__Given problem__:
Present each line of the entries below that holds the word "ecrã".

# start of The records

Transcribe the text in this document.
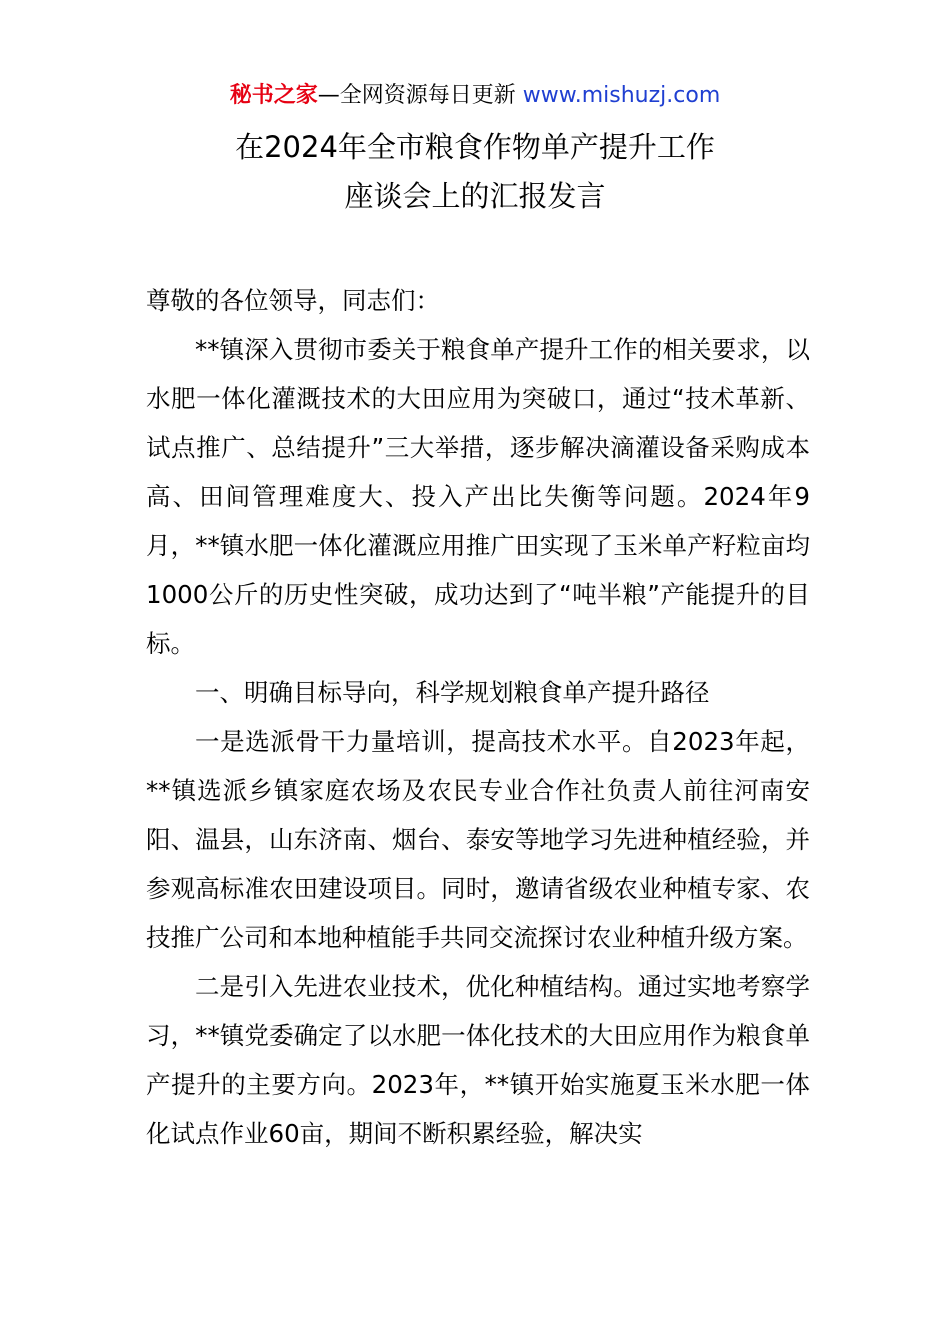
秘书之家—全网资源每日更新 www.mishuzj.com
在2024年全市粮食作物单产提升工作
座谈会上的汇报发言

尊敬的各位领导，同志们：

**镇深入贯彻市委关于粮食单产提升工作的相关要求，以水肥一体化灌溉技术的大田应用为突破口，通过“技术革新、试点推广、总结提升”三大举措，逐步解决滴灌设备采购成本高、田间管理难度大、投入产出比失衡等问题。2024年9月，**镇水肥一体化灌溉应用推广田实现了玉米单产籽粒亩均1000公斤的历史性突破，成功达到了“吨半粮”产能提升的目标。

一、明确目标导向，科学规划粮食单产提升路径

一是选派骨干力量培训，提高技术水平。自2023年起，**镇选派乡镇家庭农场及农民专业合作社负责人前往河南安阳、温县，山东济南、烟台、泰安等地学习先进种植经验，并参观高标准农田建设项目。同时，邀请省级农业种植专家、农技推广公司和本地种植能手共同交流探讨农业种植升级方案。

二是引入先进农业技术，优化种植结构。通过实地考察学习，**镇党委确定了以水肥一体化技术的大田应用作为粮食单产提升的主要方向。2023年，**镇开始实施夏玉米水肥一体化试点作业60亩，期间不断积累经验，解决实
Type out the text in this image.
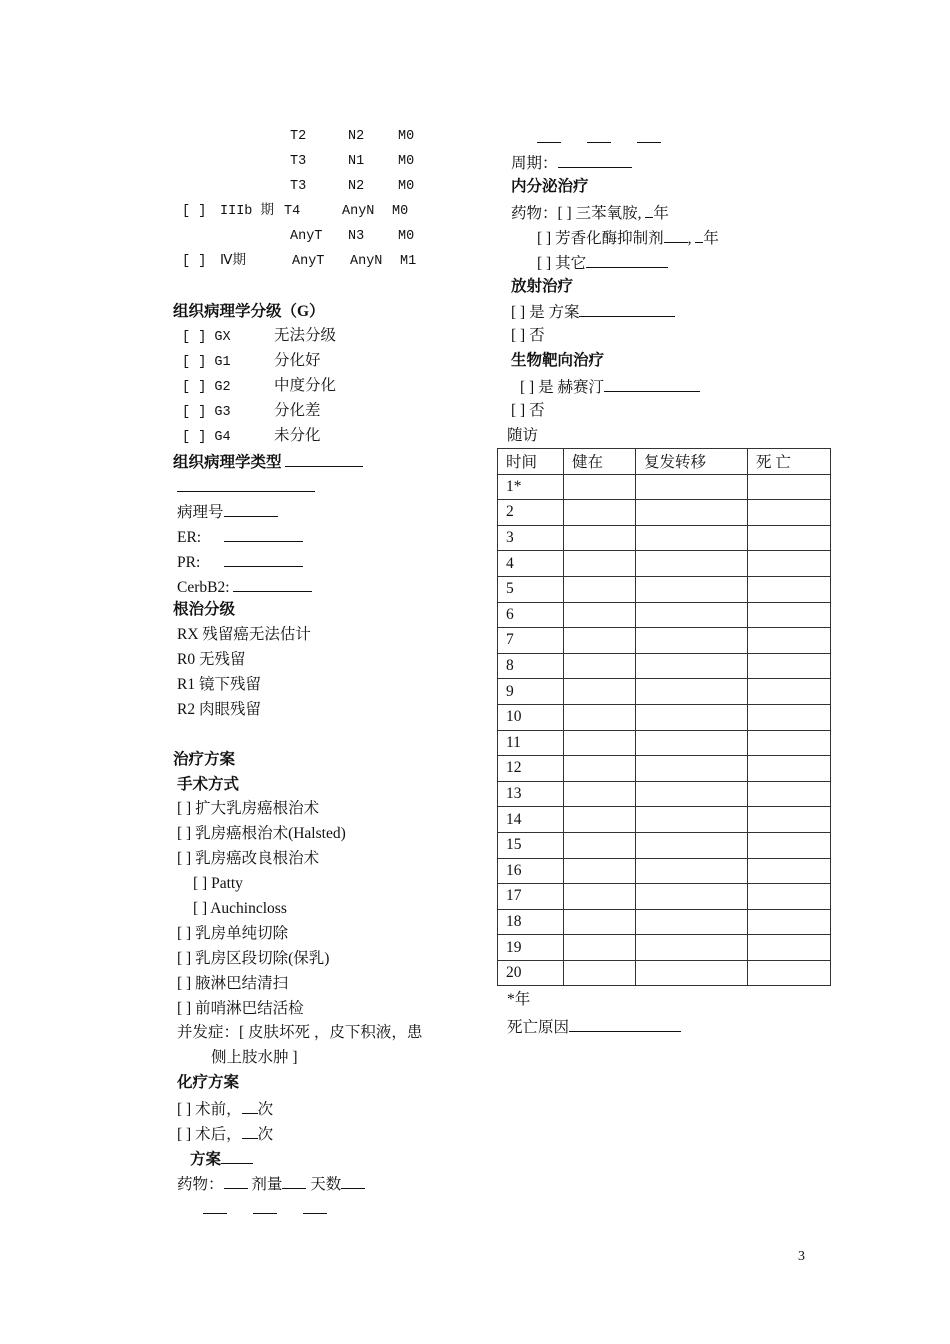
T2	N2	M0
T3	N1	M0
T3	N2	M0
[ ] IIIb 期 T4	AnyN M0
AnyT N3	M0
[ ] Ⅳ期	AnyT AnyN M1
组织病理学分级（G）
[ ] GX	无法分级
[ ] G1	分化好
[ ] G2	中度分化
[ ] G3	分化差
[ ] G4	未分化
组织病理学类型
病理号
ER:
PR:
CerbB2:
根治分级
RX 残留癌无法估计
R0 无残留
R1 镜下残留
R2 肉眼残留
治疗方案
手术方式
[ ] 扩大乳房癌根治术
[ ] 乳房癌根治术(Halsted)
[ ] 乳房癌改良根治术
[ ] Patty
[ ] Auchincloss
[ ] 乳房单纯切除
[ ] 乳房区段切除(保乳)
[ ] 腋淋巴结清扫
[ ] 前哨淋巴结活检
并发症：[ 皮肤坏死 ，皮下积液，患
侧上肢水肿 ]
化疗方案
[ ] 术前， 次
[ ] 术后， 次
方案
药物： 剂量 天数
周期：
内分泌治疗
药物：[ ] 三苯氧胺, 年
[ ] 芳香化酶抑制剂 , 年
[ ] 其它
放射治疗
[ ] 是 方案
[ ] 否
生物靶向治疗
[ ] 是 赫赛汀
[ ] 否
随访
时间	健在	复发转移	死 亡
1*			
2			
3			
4			
5			
6			
7			
8			
9			
10			
11			
12			
13			
14			
15			
16			
17			
18			
19			
20			
*年
死亡原因
3
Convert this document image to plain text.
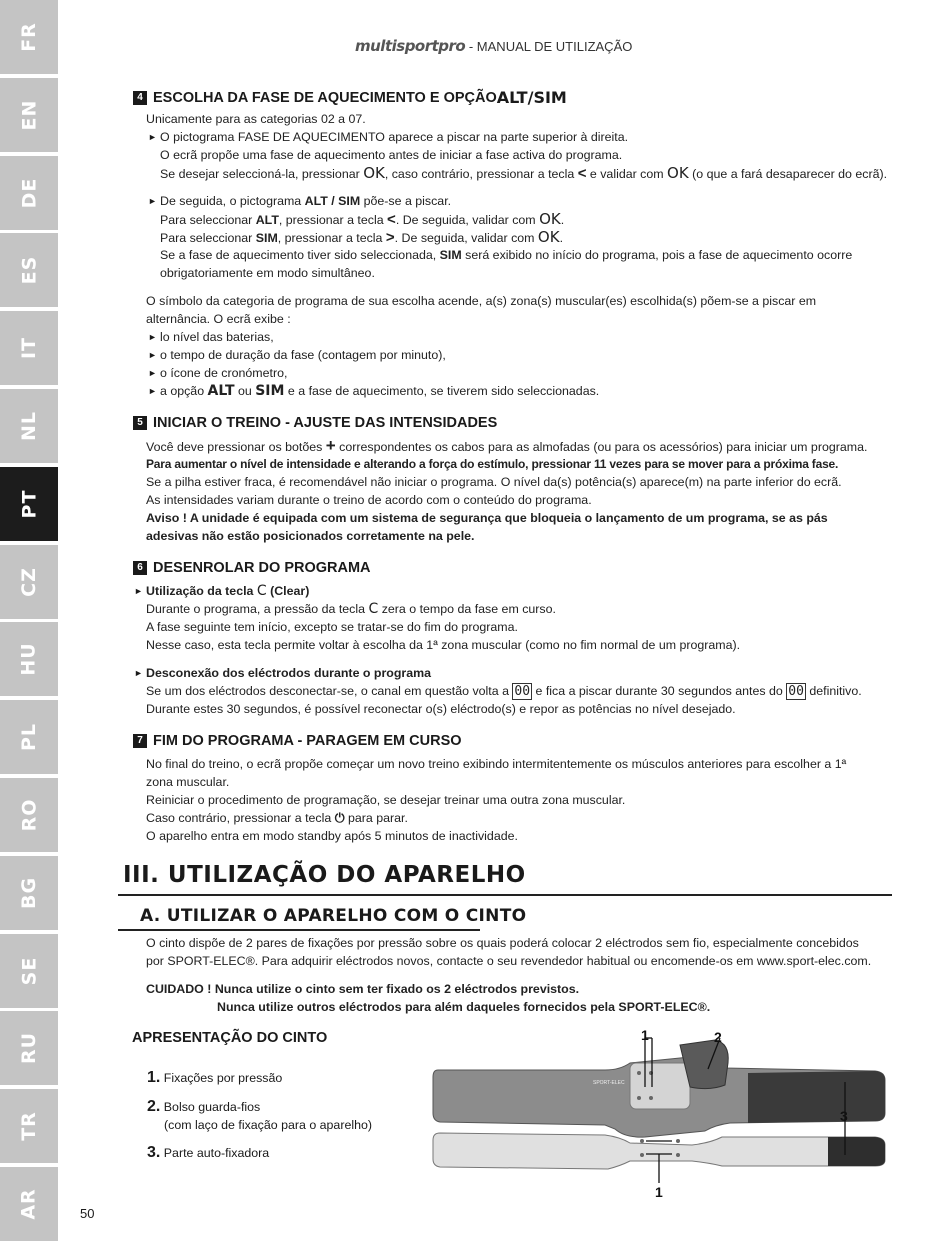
FR
EN
DE
ES
IT
NL
PT
CZ
HU
PL
RO
BG
SE
RU
TR
AR
multisportpro - MANUAL DE UTILIZAÇÃO
4 ESCOLHA DA FASE DE AQUECIMENTO E OPÇÃO ALT/SIM
Unicamente para as categorias 02 a 07.
► O pictograma FASE DE AQUECIMENTO aparece a piscar na parte superior à direita.
O ecrã propõe uma fase de aquecimento antes de iniciar a fase activa do programa.
Se desejar seleccioná-la, pressionar OK, caso contrário, pressionar a tecla < e validar com OK (o que a fará desaparecer do ecrã).
► De seguida, o pictograma ALT / SIM põe-se a piscar.
Para seleccionar ALT, pressionar a tecla <. De seguida, validar com OK.
Para seleccionar SIM, pressionar a tecla >. De seguida, validar com OK.
Se a fase de aquecimento tiver sido seleccionada, SIM será exibido no início do programa, pois a fase de aquecimento ocorre
obrigatoriamente em modo simultâneo.
O símbolo da categoria de programa de sua escolha acende, a(s) zona(s) muscular(es) escolhida(s) põem-se a piscar em
alternância. O ecrã exibe :
► lo nível das baterias,
► o tempo de duração da fase (contagem por minuto),
► o ícone de cronómetro,
► a opção ALT ou SIM e a fase de aquecimento, se tiverem sido seleccionadas.
5 INICIAR O TREINO - AJUSTE DAS INTENSIDADES
Você deve pressionar os botões + correspondentes os cabos para as almofadas (ou para os acessórios) para iniciar um programa.
Para aumentar o nível de intensidade e alterando a força do estímulo, pressionar 11 vezes para se mover para a próxima fase.
Se a pilha estiver fraca, é recomendável não iniciar o programa. O nível da(s) potência(s) aparece(m) na parte inferior do ecrã.
As intensidades variam durante o treino de acordo com o conteúdo do programa.
Aviso ! A unidade é equipada com um sistema de segurança que bloqueia o lançamento de um programa, se as pás
adesivas não estão posicionados corretamente na pele.
6 DESENROLAR DO PROGRAMA
► Utilização da tecla C (Clear)
Durante o programa, a pressão da tecla C zera o tempo da fase em curso.
A fase seguinte tem início, excepto se tratar-se do fim do programa.
Nesse caso, esta tecla permite voltar à escolha da 1ª zona muscular (como no fim normal de um programa).
► Desconexão dos eléctrodos durante o programa
Se um dos eléctrodos desconectar-se, o canal em questão volta a 00 e fica a piscar durante 30 segundos antes do 00 definitivo.
Durante estes 30 segundos, é possível reconectar o(s) eléctrodo(s) e repor as potências no nível desejado.
7 FIM DO PROGRAMA - PARAGEM EM CURSO
No final do treino, o ecrã propõe começar um novo treino exibindo intermitentemente os músculos anteriores para escolher a 1ª
zona muscular.
Reiniciar o procedimento de programação, se desejar treinar uma outra zona muscular.
Caso contrário, pressionar a tecla ⏻ para parar.
O aparelho entra em modo standby após 5 minutos de inactividade.
III. UTILIZAÇÃO DO APARELHO
A. UTILIZAR O APARELHO COM O CINTO
O cinto dispõe de 2 pares de fixações por pressão sobre os quais poderá colocar 2 eléctrodos sem fio, especialmente concebidos
por SPORT-ELEC®. Para adquirir eléctrodos novos, contacte o seu revendedor habitual ou encomende-os em www.sport-elec.com.
CUIDADO ! Nunca utilize o cinto sem ter fixado os 2 eléctrodos previstos.
Nunca utilize outros eléctrodos para além daqueles fornecidos pela SPORT-ELEC®.
APRESENTAÇÃO DO CINTO
1. Fixações por pressão
2. Bolso guarda-fios
(com laço de fixação para o aparelho)
3. Parte auto-fixadora
SPORT-ELEC
1	2
3
1
50
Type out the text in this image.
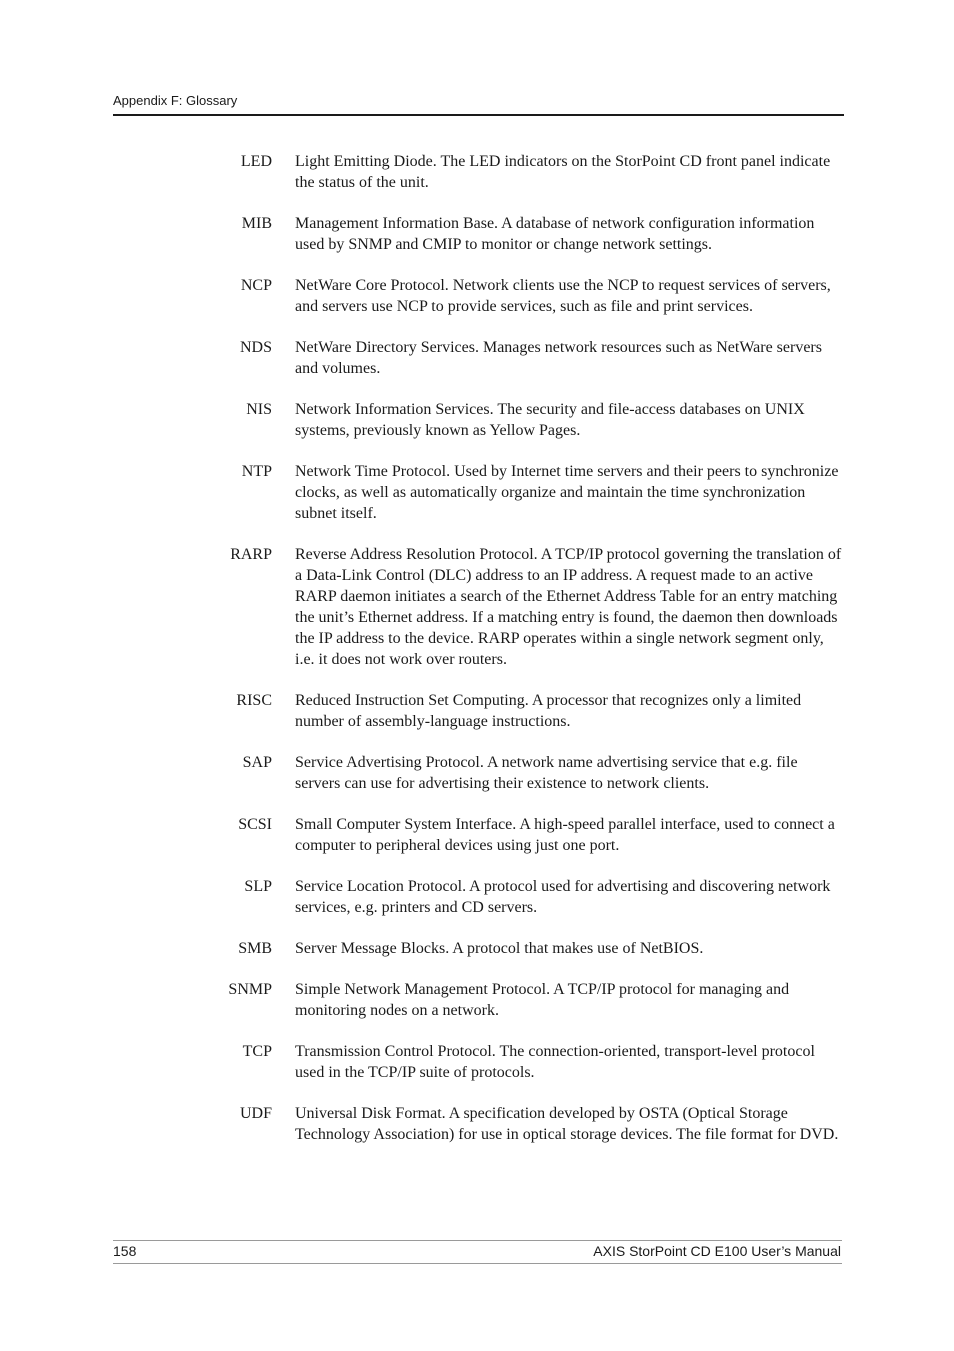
Appendix F: Glossary
LED Light Emitting Diode. The LED indicators on the StorPoint CD front panel indicate the status of the unit.
MIB Management Information Base. A database of network configuration information used by SNMP and CMIP to monitor or change network settings.
NCP NetWare Core Protocol. Network clients use the NCP to request services of servers, and servers use NCP to provide services, such as file and print services.
NDS NetWare Directory Services. Manages network resources such as NetWare servers and volumes.
NIS Network Information Services. The security and file-access databases on UNIX systems, previously known as Yellow Pages.
NTP Network Time Protocol. Used by Internet time servers and their peers to synchronize clocks, as well as automatically organize and maintain the time synchronization subnet itself.
RARP Reverse Address Resolution Protocol. A TCP/IP protocol governing the translation of a Data-Link Control (DLC) address to an IP address. A request made to an active RARP daemon initiates a search of the Ethernet Address Table for an entry matching the unit’s Ethernet address. If a matching entry is found, the daemon then downloads the IP address to the device. RARP operates within a single network segment only, i.e. it does not work over routers.
RISC Reduced Instruction Set Computing. A processor that recognizes only a limited number of assembly-language instructions.
SAP Service Advertising Protocol. A network name advertising service that e.g. file servers can use for advertising their existence to network clients.
SCSI Small Computer System Interface. A high-speed parallel interface, used to connect a computer to peripheral devices using just one port.
SLP Service Location Protocol. A protocol used for advertising and discovering network services, e.g. printers and CD servers.
SMB Server Message Blocks. A protocol that makes use of NetBIOS.
SNMP Simple Network Management Protocol. A TCP/IP protocol for managing and monitoring nodes on a network.
TCP Transmission Control Protocol. The connection-oriented, transport-level protocol used in the TCP/IP suite of protocols.
UDF Universal Disk Format. A specification developed by OSTA (Optical Storage Technology Association) for use in optical storage devices. The file format for DVD.
158	AXIS StorPoint CD E100 User’s Manual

# end of The records

__Right answer__:
O ecrã propõe uma fase de aquecimento antes de iniciar a fase activa do programa.
Se desejar seleccioná-la, pressionar OK, caso contrário, pressionar a tecla < e validar com OK (o que a fará desaparecer do ecrã).
alternância. O ecrã exibe :
Se a pilha estiver fraca, é recomendável não iniciar o programa. O nível da(s) potência(s) aparece(m) na parte inferior do ecrã.
No final do treino, o ecrã propõe começar um novo treino exibindo intermitentemente os músculos anteriores para escolher a 1ª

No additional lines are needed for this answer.